Start DATA SHOWN

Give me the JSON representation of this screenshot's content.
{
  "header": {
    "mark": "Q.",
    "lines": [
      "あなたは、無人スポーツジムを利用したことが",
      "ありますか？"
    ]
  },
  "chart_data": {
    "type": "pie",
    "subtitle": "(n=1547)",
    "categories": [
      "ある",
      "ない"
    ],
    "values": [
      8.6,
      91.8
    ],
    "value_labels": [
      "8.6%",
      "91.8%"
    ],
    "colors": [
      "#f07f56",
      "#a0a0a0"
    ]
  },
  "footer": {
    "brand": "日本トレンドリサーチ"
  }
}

End DATA SHOWN

Write out the records above again, keeping each one identical to the original.

Give me the JSON representation of this screenshot's content.
{
  "header": {
    "mark": "Q.",
    "lines": [
      "あなたは、無人スポーツジムを利用したことが",
      "ありますか？"
    ]
  },
  "chart_data": {
    "type": "pie",
    "subtitle": "(n=1547)",
    "categories": [
      "ある",
      "ない"
    ],
    "values": [
      8.6,
      91.8
    ],
    "value_labels": [
      "8.6%",
      "91.8%"
    ],
    "colors": [
      "#f07f56",
      "#a0a0a0"
    ]
  },
  "footer": {
    "brand": "日本トレンドリサーチ"
  }
}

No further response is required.